-- begin GIVEN TEXT --

Result: N95 is NOT the bottleneck. Restore achieved ~100 MB/s sustained. The limit was I/O (USB 3.0 to backup drive + array write speed), not CPU. This meant I could run the restore directly on the NAS hardware rather than needing to involve another machine.

The Failover System

During the ~24-hour migration window, I still needed my vault (Obsidian notes) accessible. The solution:

Syncthing already syncs the vault to phone/laptop/PC
Failover script on main PC:
- SSHs to NAS and disables SMB/NFS sharing
- Creates local symlink so apps see files in the same path
- When done: re-enables NAS shares and removes symlink

nas-failover local   # Switch to local copy, disable NAS sharing
nas-failover nas     # Switch back to NAS
nas-failover status  # Check current state

This made Obsidian and other tools work seamlessly during migration - they didn’t know the files had moved.

What Actually Happened (The Mistakes)

Mistake 1: Wrong Order of Operations

What I did: Stopped Syncthing container FIRST, then activated failover.

The problem: There was ~1hr 15min where I was still editing files via SMB (existing connections persist even when you think you’ve switched). Those edits went to the NAS, not my local copy.

The fix: Had to SSH in and manually recover the files after discovering the gap.

The lesson: Disable SMB/NFS server-side FIRST, breaking all client connections. THEN stop sync services. The failover script now enforces this order.

Mistake 2: Persistent Network Mounts Are Sneaky

Any application with an open handle to an SMB/NFS mount will continue writing to the remote filesystem even after you “think” you’ve switched to local:

Obsidian (vault open = persistent connection)
VS Code / editors (workspace open)
Terminal sessions (cwd on mount)
File managers (directory open)
Any app with “recent files” pointing to mount

The fix: The failover script now SSHs to the NAS and stops the SMB/NFS services entirely. This forcibly breaks all client connections. No sneaky persistence.

Mistake 3: Testing Shares Too Early

While in failover mode (using local copy), I configured SMB shares on the new TrueNAS install and tested mounts. This re-enabled NAS access, and autofs happily mounted the (stale) NAS data.

The lesson: Configure shares but don’t test mounts until you’re ready to fully switch back.

Mistake 4: Syncthing Doesn’t Use SMB

This one bit me twice.

-- end GIVEN TEXT --

» **SET OF TASKS**:
(A) According to the NAS migration write-up, what sustained speed did the restore achieve?
(B) Based on the NAS migration write-up, explain why the failover script now stops the SMB/NFS services on the NAS entirely.
(C) List every kind of application that the NAS migration write-up says can keep writing to a network mount after switching to local.
Answer using only the NAS migration write-up.

-- begin GIVEN INFORMATION --

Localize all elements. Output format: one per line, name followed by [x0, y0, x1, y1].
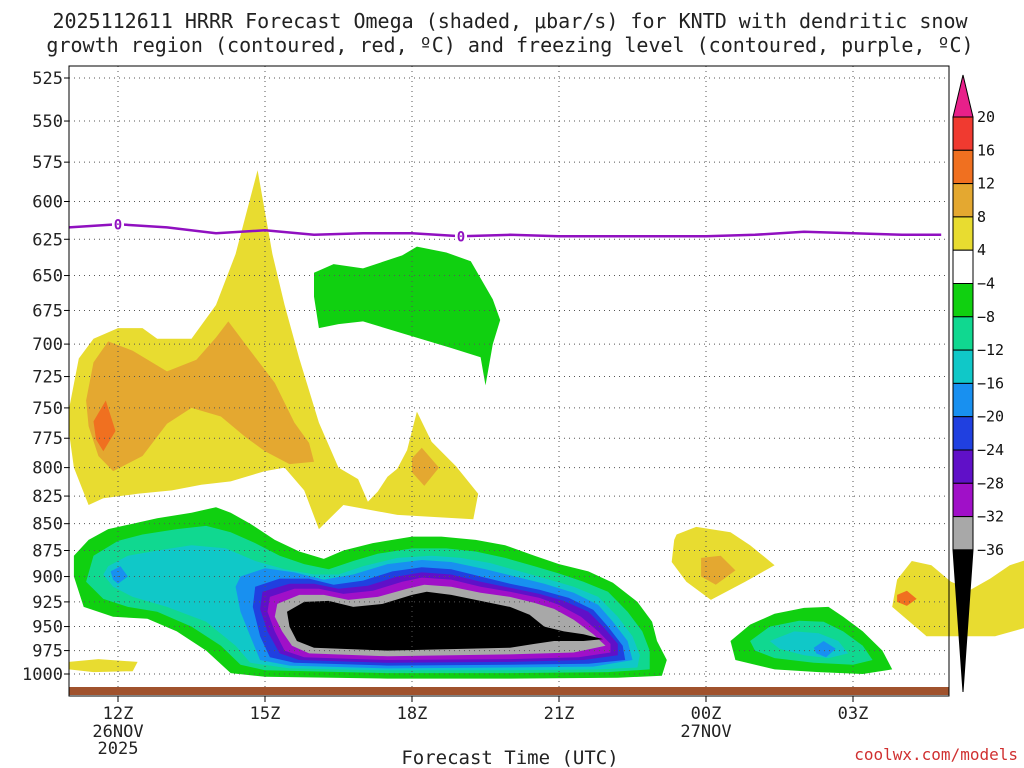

-- end GIVEN INFORMATION --

» **OUTPUTS IN ORDER**:
(A) About 100 MB/s.

(B) Any application with an open handle to an SMB/NFS mount keeps writing to the remote filesystem even after the switch to local seems to have happened. Stopping the services forcibly breaks all client connections, so none of them can persist.

(C)
- Obsidian (vault open)
- VS Code and other editors (workspace open)
- Terminal sessions (current working directory on the mount)
- File managers (directory open)
- Any app with "recent files" pointing to the mount